◆ EXERCISE BRIEF: Tally the lines that contain "aydin" and report the total alone.

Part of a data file
★ ★ ★

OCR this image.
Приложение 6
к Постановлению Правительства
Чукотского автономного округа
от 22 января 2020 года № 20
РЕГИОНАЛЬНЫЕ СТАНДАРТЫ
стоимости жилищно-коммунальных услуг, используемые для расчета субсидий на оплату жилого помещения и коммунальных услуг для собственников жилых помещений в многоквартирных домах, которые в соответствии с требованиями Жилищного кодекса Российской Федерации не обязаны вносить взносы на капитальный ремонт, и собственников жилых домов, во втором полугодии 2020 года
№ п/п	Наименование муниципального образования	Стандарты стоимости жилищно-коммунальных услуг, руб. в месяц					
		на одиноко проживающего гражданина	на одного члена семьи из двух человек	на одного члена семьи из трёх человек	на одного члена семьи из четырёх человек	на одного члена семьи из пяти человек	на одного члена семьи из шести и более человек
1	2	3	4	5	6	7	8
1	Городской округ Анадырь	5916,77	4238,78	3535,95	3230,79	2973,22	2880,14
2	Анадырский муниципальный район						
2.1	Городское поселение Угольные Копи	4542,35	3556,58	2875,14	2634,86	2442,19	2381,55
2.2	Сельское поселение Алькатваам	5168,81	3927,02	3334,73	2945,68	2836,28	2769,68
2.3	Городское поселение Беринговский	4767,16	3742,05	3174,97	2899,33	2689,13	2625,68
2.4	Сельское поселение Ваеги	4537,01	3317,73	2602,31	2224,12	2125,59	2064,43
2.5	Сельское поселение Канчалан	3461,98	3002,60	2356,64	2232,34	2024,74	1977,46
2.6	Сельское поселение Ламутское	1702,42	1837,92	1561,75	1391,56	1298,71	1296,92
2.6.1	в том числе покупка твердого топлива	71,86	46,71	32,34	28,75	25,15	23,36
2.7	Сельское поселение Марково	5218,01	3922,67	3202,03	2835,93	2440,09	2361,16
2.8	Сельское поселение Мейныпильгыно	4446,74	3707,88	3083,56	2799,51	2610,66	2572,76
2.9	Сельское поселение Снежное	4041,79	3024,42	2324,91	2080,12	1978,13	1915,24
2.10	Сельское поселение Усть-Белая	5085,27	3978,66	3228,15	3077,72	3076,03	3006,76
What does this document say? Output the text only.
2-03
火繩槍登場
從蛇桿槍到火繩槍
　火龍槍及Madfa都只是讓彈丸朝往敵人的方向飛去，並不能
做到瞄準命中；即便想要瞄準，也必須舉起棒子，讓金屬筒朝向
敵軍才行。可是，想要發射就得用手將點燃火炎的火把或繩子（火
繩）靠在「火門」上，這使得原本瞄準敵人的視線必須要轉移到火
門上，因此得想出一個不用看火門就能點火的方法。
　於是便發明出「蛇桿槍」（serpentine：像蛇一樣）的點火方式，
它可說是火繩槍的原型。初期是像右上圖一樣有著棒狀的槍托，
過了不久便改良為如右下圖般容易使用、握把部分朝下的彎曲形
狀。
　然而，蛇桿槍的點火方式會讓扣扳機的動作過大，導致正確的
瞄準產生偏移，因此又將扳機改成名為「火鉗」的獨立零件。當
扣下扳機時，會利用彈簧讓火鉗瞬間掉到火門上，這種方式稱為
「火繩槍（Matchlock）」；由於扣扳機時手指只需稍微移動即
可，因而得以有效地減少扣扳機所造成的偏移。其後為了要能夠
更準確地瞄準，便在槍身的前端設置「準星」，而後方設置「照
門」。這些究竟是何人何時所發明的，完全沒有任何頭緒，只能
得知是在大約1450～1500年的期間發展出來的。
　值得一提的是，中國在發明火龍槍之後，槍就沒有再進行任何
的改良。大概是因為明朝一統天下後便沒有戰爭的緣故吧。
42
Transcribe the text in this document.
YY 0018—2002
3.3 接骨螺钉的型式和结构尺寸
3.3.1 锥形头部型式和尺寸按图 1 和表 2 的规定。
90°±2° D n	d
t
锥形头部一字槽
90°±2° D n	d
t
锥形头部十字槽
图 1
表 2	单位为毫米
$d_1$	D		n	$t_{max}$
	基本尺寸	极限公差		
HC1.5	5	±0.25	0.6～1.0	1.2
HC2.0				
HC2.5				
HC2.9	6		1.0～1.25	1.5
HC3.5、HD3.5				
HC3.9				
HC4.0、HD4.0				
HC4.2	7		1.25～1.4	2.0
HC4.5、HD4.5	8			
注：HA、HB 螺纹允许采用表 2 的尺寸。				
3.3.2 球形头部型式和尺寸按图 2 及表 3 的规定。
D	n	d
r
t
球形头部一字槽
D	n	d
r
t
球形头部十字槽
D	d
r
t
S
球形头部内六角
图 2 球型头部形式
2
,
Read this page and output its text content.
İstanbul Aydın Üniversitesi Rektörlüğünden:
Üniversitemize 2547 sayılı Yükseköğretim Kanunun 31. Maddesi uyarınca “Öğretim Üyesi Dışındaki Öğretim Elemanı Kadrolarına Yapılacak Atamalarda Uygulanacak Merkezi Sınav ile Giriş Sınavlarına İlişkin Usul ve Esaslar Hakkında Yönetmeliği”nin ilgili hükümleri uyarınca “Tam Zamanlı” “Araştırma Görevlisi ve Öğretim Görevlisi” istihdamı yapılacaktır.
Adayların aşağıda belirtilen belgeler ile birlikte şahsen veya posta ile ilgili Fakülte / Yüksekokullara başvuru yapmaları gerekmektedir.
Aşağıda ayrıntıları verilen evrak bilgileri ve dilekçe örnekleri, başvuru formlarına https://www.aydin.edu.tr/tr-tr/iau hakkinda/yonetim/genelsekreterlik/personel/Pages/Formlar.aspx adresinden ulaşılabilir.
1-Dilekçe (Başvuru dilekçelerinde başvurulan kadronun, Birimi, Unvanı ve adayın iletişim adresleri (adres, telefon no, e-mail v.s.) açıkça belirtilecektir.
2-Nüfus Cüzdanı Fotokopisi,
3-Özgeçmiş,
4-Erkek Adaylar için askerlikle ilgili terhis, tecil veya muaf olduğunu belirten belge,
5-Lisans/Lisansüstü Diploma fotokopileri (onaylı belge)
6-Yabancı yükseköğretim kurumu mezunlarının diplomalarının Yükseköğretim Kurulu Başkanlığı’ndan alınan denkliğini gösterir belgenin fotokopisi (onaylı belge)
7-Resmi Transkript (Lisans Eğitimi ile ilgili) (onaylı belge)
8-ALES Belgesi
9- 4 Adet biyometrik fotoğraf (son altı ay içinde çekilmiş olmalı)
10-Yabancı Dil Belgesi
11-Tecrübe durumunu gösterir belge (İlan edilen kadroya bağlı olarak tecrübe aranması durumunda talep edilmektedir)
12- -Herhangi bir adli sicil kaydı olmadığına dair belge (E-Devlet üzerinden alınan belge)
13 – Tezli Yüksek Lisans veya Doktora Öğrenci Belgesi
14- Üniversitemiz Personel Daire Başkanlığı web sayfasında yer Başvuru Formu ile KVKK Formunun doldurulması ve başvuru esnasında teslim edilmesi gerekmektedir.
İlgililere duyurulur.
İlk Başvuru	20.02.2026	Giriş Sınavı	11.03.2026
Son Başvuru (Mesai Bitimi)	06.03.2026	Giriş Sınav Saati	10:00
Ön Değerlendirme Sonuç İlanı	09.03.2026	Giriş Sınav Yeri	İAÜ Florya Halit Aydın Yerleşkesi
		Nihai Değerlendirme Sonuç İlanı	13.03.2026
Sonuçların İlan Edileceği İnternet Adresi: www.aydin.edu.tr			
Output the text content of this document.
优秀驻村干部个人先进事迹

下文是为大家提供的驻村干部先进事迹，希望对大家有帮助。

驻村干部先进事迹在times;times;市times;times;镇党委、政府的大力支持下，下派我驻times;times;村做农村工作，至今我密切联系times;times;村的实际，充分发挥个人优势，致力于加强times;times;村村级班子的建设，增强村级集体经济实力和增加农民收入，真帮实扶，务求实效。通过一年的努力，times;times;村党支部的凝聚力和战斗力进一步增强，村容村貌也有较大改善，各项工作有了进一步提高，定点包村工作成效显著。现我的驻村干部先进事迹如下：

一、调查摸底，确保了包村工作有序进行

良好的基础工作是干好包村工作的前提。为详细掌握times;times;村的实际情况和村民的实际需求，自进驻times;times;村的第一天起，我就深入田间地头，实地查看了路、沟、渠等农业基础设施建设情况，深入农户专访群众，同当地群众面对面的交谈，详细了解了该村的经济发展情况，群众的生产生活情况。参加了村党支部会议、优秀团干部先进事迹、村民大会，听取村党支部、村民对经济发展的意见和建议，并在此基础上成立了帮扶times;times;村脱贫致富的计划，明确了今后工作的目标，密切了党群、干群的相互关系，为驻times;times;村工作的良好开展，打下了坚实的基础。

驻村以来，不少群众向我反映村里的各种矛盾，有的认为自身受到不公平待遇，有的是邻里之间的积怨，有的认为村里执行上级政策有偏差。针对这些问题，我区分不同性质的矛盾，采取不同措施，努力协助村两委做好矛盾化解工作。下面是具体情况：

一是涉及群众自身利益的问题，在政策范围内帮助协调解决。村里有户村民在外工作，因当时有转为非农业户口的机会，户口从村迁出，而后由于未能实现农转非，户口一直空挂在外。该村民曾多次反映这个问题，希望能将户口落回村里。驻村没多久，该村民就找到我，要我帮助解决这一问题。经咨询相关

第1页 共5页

★ ★ ★

◆ REPLY: 2